+++ EXTRACTED RECORDS

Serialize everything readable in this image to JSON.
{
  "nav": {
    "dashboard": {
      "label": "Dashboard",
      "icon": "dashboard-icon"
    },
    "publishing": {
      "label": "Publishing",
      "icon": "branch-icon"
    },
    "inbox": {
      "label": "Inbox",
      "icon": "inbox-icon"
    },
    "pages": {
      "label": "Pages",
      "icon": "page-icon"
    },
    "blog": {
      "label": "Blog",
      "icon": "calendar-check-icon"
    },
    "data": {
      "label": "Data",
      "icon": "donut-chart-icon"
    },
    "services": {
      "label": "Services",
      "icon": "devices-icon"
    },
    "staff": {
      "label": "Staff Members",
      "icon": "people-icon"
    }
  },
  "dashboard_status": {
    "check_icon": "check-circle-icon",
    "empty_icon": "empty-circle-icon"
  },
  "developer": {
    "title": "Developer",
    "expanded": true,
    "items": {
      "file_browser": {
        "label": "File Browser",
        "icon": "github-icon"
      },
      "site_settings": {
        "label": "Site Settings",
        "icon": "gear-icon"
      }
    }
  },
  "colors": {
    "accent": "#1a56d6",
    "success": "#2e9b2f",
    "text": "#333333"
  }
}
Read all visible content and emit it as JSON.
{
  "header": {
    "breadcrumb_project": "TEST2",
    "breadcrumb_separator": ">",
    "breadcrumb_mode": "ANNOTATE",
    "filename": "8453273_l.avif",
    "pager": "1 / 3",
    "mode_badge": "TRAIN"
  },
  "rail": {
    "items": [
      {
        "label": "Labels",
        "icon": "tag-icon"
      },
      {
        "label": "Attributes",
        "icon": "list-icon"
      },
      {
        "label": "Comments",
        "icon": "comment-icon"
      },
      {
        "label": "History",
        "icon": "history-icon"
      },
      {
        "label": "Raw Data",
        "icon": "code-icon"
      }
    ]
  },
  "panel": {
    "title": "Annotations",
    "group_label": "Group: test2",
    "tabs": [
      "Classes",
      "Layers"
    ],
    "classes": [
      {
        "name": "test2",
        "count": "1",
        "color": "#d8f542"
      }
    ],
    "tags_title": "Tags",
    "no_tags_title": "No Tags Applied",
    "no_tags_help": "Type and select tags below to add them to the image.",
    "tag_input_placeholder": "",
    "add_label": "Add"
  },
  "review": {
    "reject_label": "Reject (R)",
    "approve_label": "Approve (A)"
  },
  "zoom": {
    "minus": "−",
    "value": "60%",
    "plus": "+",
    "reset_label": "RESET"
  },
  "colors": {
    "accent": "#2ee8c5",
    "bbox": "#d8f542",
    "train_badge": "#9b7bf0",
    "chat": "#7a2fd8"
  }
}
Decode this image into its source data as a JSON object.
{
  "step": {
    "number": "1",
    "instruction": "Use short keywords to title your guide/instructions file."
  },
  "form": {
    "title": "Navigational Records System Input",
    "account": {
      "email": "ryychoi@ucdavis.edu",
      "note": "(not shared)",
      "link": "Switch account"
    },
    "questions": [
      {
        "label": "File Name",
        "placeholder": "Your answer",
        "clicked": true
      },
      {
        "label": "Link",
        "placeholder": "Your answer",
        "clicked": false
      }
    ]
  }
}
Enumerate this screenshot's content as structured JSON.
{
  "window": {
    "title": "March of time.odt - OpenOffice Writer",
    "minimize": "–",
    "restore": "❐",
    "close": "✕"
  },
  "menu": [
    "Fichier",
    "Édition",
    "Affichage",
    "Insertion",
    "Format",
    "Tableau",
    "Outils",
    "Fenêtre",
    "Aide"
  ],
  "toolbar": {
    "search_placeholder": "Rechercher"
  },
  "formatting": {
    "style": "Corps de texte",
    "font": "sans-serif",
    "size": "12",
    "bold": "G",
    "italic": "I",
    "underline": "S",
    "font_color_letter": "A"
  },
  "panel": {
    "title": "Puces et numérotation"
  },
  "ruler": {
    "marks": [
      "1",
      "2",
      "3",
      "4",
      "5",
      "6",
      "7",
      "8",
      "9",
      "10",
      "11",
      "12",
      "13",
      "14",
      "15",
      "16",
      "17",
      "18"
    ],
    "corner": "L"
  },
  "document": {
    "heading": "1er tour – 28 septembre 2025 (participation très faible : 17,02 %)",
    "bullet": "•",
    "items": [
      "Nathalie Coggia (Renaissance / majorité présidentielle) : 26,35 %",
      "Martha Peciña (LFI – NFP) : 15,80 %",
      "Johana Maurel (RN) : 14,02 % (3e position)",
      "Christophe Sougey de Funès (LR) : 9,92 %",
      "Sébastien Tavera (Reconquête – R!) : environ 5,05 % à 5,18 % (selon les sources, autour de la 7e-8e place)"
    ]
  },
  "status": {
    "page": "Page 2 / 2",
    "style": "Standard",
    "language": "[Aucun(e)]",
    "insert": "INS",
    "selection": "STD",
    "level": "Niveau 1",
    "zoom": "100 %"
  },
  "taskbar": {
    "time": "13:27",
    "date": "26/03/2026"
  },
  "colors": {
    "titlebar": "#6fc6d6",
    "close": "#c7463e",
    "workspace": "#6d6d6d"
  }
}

++++++

TASK OBJECTIVE »
Each line above must be reproduced exactly as it stands.

RESPONSE »
Serialize everything readable in this image to JSON.
{
  "nav": {
    "dashboard": {
      "label": "Dashboard",
      "icon": "dashboard-icon"
    },
    "publishing": {
      "label": "Publishing",
      "icon": "branch-icon"
    },
    "inbox": {
      "label": "Inbox",
      "icon": "inbox-icon"
    },
    "pages": {
      "label": "Pages",
      "icon": "page-icon"
    },
    "blog": {
      "label": "Blog",
      "icon": "calendar-check-icon"
    },
    "data": {
      "label": "Data",
      "icon": "donut-chart-icon"
    },
    "services": {
      "label": "Services",
      "icon": "devices-icon"
    },
    "staff": {
      "label": "Staff Members",
      "icon": "people-icon"
    }
  },
  "dashboard_status": {
    "check_icon": "check-circle-icon",
    "empty_icon": "empty-circle-icon"
  },
  "developer": {
    "title": "Developer",
    "expanded": true,
    "items": {
      "file_browser": {
        "label": "File Browser",
        "icon": "github-icon"
      },
      "site_settings": {
        "label": "Site Settings",
        "icon": "gear-icon"
      }
    }
  },
  "colors": {
    "accent": "#1a56d6",
    "success": "#2e9b2f",
    "text": "#333333"
  }
}
Read all visible content and emit it as JSON.
{
  "header": {
    "breadcrumb_project": "TEST2",
    "breadcrumb_separator": ">",
    "breadcrumb_mode": "ANNOTATE",
    "filename": "8453273_l.avif",
    "pager": "1 / 3",
    "mode_badge": "TRAIN"
  },
  "rail": {
    "items": [
      {
        "label": "Labels",
        "icon": "tag-icon"
      },
      {
        "label": "Attributes",
        "icon": "list-icon"
      },
      {
        "label": "Comments",
        "icon": "comment-icon"
      },
      {
        "label": "History",
        "icon": "history-icon"
      },
      {
        "label": "Raw Data",
        "icon": "code-icon"
      }
    ]
  },
  "panel": {
    "title": "Annotations",
    "group_label": "Group: test2",
    "tabs": [
      "Classes",
      "Layers"
    ],
    "classes": [
      {
        "name": "test2",
        "count": "1",
        "color": "#d8f542"
      }
    ],
    "tags_title": "Tags",
    "no_tags_title": "No Tags Applied",
    "no_tags_help": "Type and select tags below to add them to the image.",
    "tag_input_placeholder": "",
    "add_label": "Add"
  },
  "review": {
    "reject_label": "Reject (R)",
    "approve_label": "Approve (A)"
  },
  "zoom": {
    "minus": "−",
    "value": "60%",
    "plus": "+",
    "reset_label": "RESET"
  },
  "colors": {
    "accent": "#2ee8c5",
    "bbox": "#d8f542",
    "train_badge": "#9b7bf0",
    "chat": "#7a2fd8"
  }
}
Decode this image into its source data as a JSON object.
{
  "step": {
    "number": "1",
    "instruction": "Use short keywords to title your guide/instructions file."
  },
  "form": {
    "title": "Navigational Records System Input",
    "account": {
      "email": "ryychoi@ucdavis.edu",
      "note": "(not shared)",
      "link": "Switch account"
    },
    "questions": [
      {
        "label": "File Name",
        "placeholder": "Your answer",
        "clicked": true
      },
      {
        "label": "Link",
        "placeholder": "Your answer",
        "clicked": false
      }
    ]
  }
}
Enumerate this screenshot's content as structured JSON.
{
  "window": {
    "title": "March of time.odt - OpenOffice Writer",
    "minimize": "–",
    "restore": "❐",
    "close": "✕"
  },
  "menu": [
    "Fichier",
    "Édition",
    "Affichage",
    "Insertion",
    "Format",
    "Tableau",
    "Outils",
    "Fenêtre",
    "Aide"
  ],
  "toolbar": {
    "search_placeholder": "Rechercher"
  },
  "formatting": {
    "style": "Corps de texte",
    "font": "sans-serif",
    "size": "12",
    "bold": "G",
    "italic": "I",
    "underline": "S",
    "font_color_letter": "A"
  },
  "panel": {
    "title": "Puces et numérotation"
  },
  "ruler": {
    "marks": [
      "1",
      "2",
      "3",
      "4",
      "5",
      "6",
      "7",
      "8",
      "9",
      "10",
      "11",
      "12",
      "13",
      "14",
      "15",
      "16",
      "17",
      "18"
    ],
    "corner": "L"
  },
  "document": {
    "heading": "1er tour – 28 septembre 2025 (participation très faible : 17,02 %)",
    "bullet": "•",
    "items": [
      "Nathalie Coggia (Renaissance / majorité présidentielle) : 26,35 %",
      "Martha Peciña (LFI – NFP) : 15,80 %",
      "Johana Maurel (RN) : 14,02 % (3e position)",
      "Christophe Sougey de Funès (LR) : 9,92 %",
      "Sébastien Tavera (Reconquête – R!) : environ 5,05 % à 5,18 % (selon les sources, autour de la 7e-8e place)"
    ]
  },
  "status": {
    "page": "Page 2 / 2",
    "style": "Standard",
    "language": "[Aucun(e)]",
    "insert": "INS",
    "selection": "STD",
    "level": "Niveau 1",
    "zoom": "100 %"
  },
  "taskbar": {
    "time": "13:27",
    "date": "26/03/2026"
  },
  "colors": {
    "titlebar": "#6fc6d6",
    "close": "#c7463e",
    "workspace": "#6d6d6d"
  }
}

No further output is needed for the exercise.